- Records about charts and figures -
···

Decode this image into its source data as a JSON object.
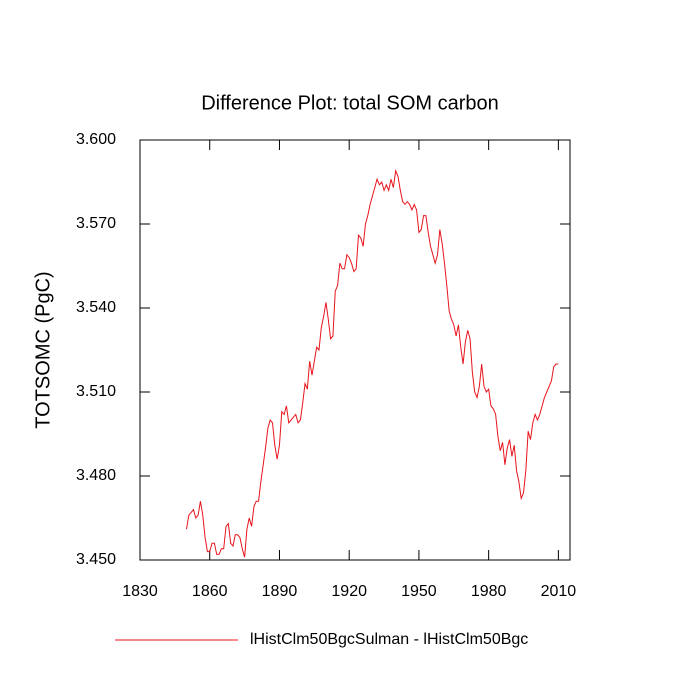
{
  "chart_data": {
    "type": "line",
    "title": "Difference Plot: total SOM carbon",
    "y_label": "TOTSOMC  (PgC)",
    "x": [
      1850,
      1851,
      1852,
      1853,
      1854,
      1855,
      1856,
      1857,
      1858,
      1859,
      1860,
      1861,
      1862,
      1863,
      1864,
      1865,
      1866,
      1867,
      1868,
      1869,
      1870,
      1871,
      1872,
      1873,
      1874,
      1875,
      1876,
      1877,
      1878,
      1879,
      1880,
      1881,
      1882,
      1883,
      1884,
      1885,
      1886,
      1887,
      1888,
      1889,
      1890,
      1891,
      1892,
      1893,
      1894,
      1895,
      1896,
      1897,
      1898,
      1899,
      1900,
      1901,
      1902,
      1903,
      1904,
      1905,
      1906,
      1907,
      1908,
      1909,
      1910,
      1911,
      1912,
      1913,
      1914,
      1915,
      1916,
      1917,
      1918,
      1919,
      1920,
      1921,
      1922,
      1923,
      1924,
      1925,
      1926,
      1927,
      1928,
      1929,
      1930,
      1931,
      1932,
      1933,
      1934,
      1935,
      1936,
      1937,
      1938,
      1939,
      1940,
      1941,
      1942,
      1943,
      1944,
      1945,
      1946,
      1947,
      1948,
      1949,
      1950,
      1951,
      1952,
      1953,
      1954,
      1955,
      1956,
      1957,
      1958,
      1959,
      1960,
      1961,
      1962,
      1963,
      1964,
      1965,
      1966,
      1967,
      1968,
      1969,
      1970,
      1971,
      1972,
      1973,
      1974,
      1975,
      1976,
      1977,
      1978,
      1979,
      1980,
      1981,
      1982,
      1983,
      1984,
      1985,
      1986,
      1987,
      1988,
      1989,
      1990,
      1991,
      1992,
      1993,
      1994,
      1995,
      1996,
      1997,
      1998,
      1999,
      2000,
      2001,
      2002,
      2003,
      2004,
      2005,
      2006,
      2007,
      2008,
      2009,
      2010
    ],
    "series": [
      {
        "name": "lHistClm50BgcSulman - lHistClm50Bgc",
        "color": "#e8141c",
        "values": [
          3.461,
          3.466,
          3.467,
          3.468,
          3.465,
          3.466,
          3.471,
          3.466,
          3.458,
          3.453,
          3.453,
          3.456,
          3.456,
          3.452,
          3.452,
          3.454,
          3.454,
          3.462,
          3.463,
          3.456,
          3.455,
          3.459,
          3.459,
          3.458,
          3.454,
          3.451,
          3.461,
          3.465,
          3.462,
          3.469,
          3.471,
          3.471,
          3.478,
          3.484,
          3.49,
          3.497,
          3.5,
          3.499,
          3.491,
          3.486,
          3.491,
          3.503,
          3.502,
          3.505,
          3.499,
          3.5,
          3.501,
          3.502,
          3.499,
          3.5,
          3.506,
          3.513,
          3.511,
          3.521,
          3.516,
          3.521,
          3.526,
          3.525,
          3.533,
          3.537,
          3.542,
          3.536,
          3.529,
          3.53,
          3.546,
          3.548,
          3.556,
          3.554,
          3.554,
          3.559,
          3.558,
          3.556,
          3.553,
          3.554,
          3.566,
          3.565,
          3.562,
          3.57,
          3.573,
          3.577,
          3.58,
          3.583,
          3.586,
          3.584,
          3.585,
          3.582,
          3.584,
          3.582,
          3.586,
          3.583,
          3.589,
          3.587,
          3.582,
          3.578,
          3.577,
          3.578,
          3.577,
          3.575,
          3.577,
          3.575,
          3.567,
          3.568,
          3.573,
          3.573,
          3.567,
          3.562,
          3.559,
          3.556,
          3.559,
          3.568,
          3.563,
          3.556,
          3.548,
          3.539,
          3.536,
          3.534,
          3.53,
          3.534,
          3.526,
          3.52,
          3.528,
          3.532,
          3.529,
          3.517,
          3.51,
          3.508,
          3.512,
          3.52,
          3.512,
          3.51,
          3.511,
          3.505,
          3.504,
          3.502,
          3.494,
          3.489,
          3.492,
          3.484,
          3.49,
          3.493,
          3.487,
          3.491,
          3.482,
          3.478,
          3.472,
          3.474,
          3.482,
          3.496,
          3.493,
          3.499,
          3.502,
          3.5,
          3.502,
          3.505,
          3.508,
          3.51,
          3.512,
          3.514,
          3.519,
          3.52,
          3.52
        ]
      }
    ],
    "xlim": [
      1830,
      2015
    ],
    "ylim": [
      3.45,
      3.6
    ],
    "xticks": [
      1830,
      1860,
      1890,
      1920,
      1950,
      1980,
      2010
    ],
    "yticks": [
      {
        "value": 3.45,
        "label": "3.450"
      },
      {
        "value": 3.48,
        "label": "3.480"
      },
      {
        "value": 3.51,
        "label": "3.510"
      },
      {
        "value": 3.54,
        "label": "3.540"
      },
      {
        "value": 3.57,
        "label": "3.570"
      },
      {
        "value": 3.6,
        "label": "3.600"
      }
    ],
    "legend": "bottom"
  }
}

···

- What the task asks -
Reproduce each record from above exactly; pictures do not belong in the copy.

- Solution for this exercise -
Decode this image into its source data as a JSON object.
{
  "chart_data": {
    "type": "line",
    "title": "Difference Plot: total SOM carbon",
    "y_label": "TOTSOMC  (PgC)",
    "x": [
      1850,
      1851,
      1852,
      1853,
      1854,
      1855,
      1856,
      1857,
      1858,
      1859,
      1860,
      1861,
      1862,
      1863,
      1864,
      1865,
      1866,
      1867,
      1868,
      1869,
      1870,
      1871,
      1872,
      1873,
      1874,
      1875,
      1876,
      1877,
      1878,
      1879,
      1880,
      1881,
      1882,
      1883,
      1884,
      1885,
      1886,
      1887,
      1888,
      1889,
      1890,
      1891,
      1892,
      1893,
      1894,
      1895,
      1896,
      1897,
      1898,
      1899,
      1900,
      1901,
      1902,
      1903,
      1904,
      1905,
      1906,
      1907,
      1908,
      1909,
      1910,
      1911,
      1912,
      1913,
      1914,
      1915,
      1916,
      1917,
      1918,
      1919,
      1920,
      1921,
      1922,
      1923,
      1924,
      1925,
      1926,
      1927,
      1928,
      1929,
      1930,
      1931,
      1932,
      1933,
      1934,
      1935,
      1936,
      1937,
      1938,
      1939,
      1940,
      1941,
      1942,
      1943,
      1944,
      1945,
      1946,
      1947,
      1948,
      1949,
      1950,
      1951,
      1952,
      1953,
      1954,
      1955,
      1956,
      1957,
      1958,
      1959,
      1960,
      1961,
      1962,
      1963,
      1964,
      1965,
      1966,
      1967,
      1968,
      1969,
      1970,
      1971,
      1972,
      1973,
      1974,
      1975,
      1976,
      1977,
      1978,
      1979,
      1980,
      1981,
      1982,
      1983,
      1984,
      1985,
      1986,
      1987,
      1988,
      1989,
      1990,
      1991,
      1992,
      1993,
      1994,
      1995,
      1996,
      1997,
      1998,
      1999,
      2000,
      2001,
      2002,
      2003,
      2004,
      2005,
      2006,
      2007,
      2008,
      2009,
      2010
    ],
    "series": [
      {
        "name": "lHistClm50BgcSulman - lHistClm50Bgc",
        "color": "#e8141c",
        "values": [
          3.461,
          3.466,
          3.467,
          3.468,
          3.465,
          3.466,
          3.471,
          3.466,
          3.458,
          3.453,
          3.453,
          3.456,
          3.456,
          3.452,
          3.452,
          3.454,
          3.454,
          3.462,
          3.463,
          3.456,
          3.455,
          3.459,
          3.459,
          3.458,
          3.454,
          3.451,
          3.461,
          3.465,
          3.462,
          3.469,
          3.471,
          3.471,
          3.478,
          3.484,
          3.49,
          3.497,
          3.5,
          3.499,
          3.491,
          3.486,
          3.491,
          3.503,
          3.502,
          3.505,
          3.499,
          3.5,
          3.501,
          3.502,
          3.499,
          3.5,
          3.506,
          3.513,
          3.511,
          3.521,
          3.516,
          3.521,
          3.526,
          3.525,
          3.533,
          3.537,
          3.542,
          3.536,
          3.529,
          3.53,
          3.546,
          3.548,
          3.556,
          3.554,
          3.554,
          3.559,
          3.558,
          3.556,
          3.553,
          3.554,
          3.566,
          3.565,
          3.562,
          3.57,
          3.573,
          3.577,
          3.58,
          3.583,
          3.586,
          3.584,
          3.585,
          3.582,
          3.584,
          3.582,
          3.586,
          3.583,
          3.589,
          3.587,
          3.582,
          3.578,
          3.577,
          3.578,
          3.577,
          3.575,
          3.577,
          3.575,
          3.567,
          3.568,
          3.573,
          3.573,
          3.567,
          3.562,
          3.559,
          3.556,
          3.559,
          3.568,
          3.563,
          3.556,
          3.548,
          3.539,
          3.536,
          3.534,
          3.53,
          3.534,
          3.526,
          3.52,
          3.528,
          3.532,
          3.529,
          3.517,
          3.51,
          3.508,
          3.512,
          3.52,
          3.512,
          3.51,
          3.511,
          3.505,
          3.504,
          3.502,
          3.494,
          3.489,
          3.492,
          3.484,
          3.49,
          3.493,
          3.487,
          3.491,
          3.482,
          3.478,
          3.472,
          3.474,
          3.482,
          3.496,
          3.493,
          3.499,
          3.502,
          3.5,
          3.502,
          3.505,
          3.508,
          3.51,
          3.512,
          3.514,
          3.519,
          3.52,
          3.52
        ]
      }
    ],
    "xlim": [
      1830,
      2015
    ],
    "ylim": [
      3.45,
      3.6
    ],
    "xticks": [
      1830,
      1860,
      1890,
      1920,
      1950,
      1980,
      2010
    ],
    "yticks": [
      {
        "value": 3.45,
        "label": "3.450"
      },
      {
        "value": 3.48,
        "label": "3.480"
      },
      {
        "value": 3.51,
        "label": "3.510"
      },
      {
        "value": 3.54,
        "label": "3.540"
      },
      {
        "value": 3.57,
        "label": "3.570"
      },
      {
        "value": 3.6,
        "label": "3.600"
      }
    ],
    "legend": "bottom"
  }
}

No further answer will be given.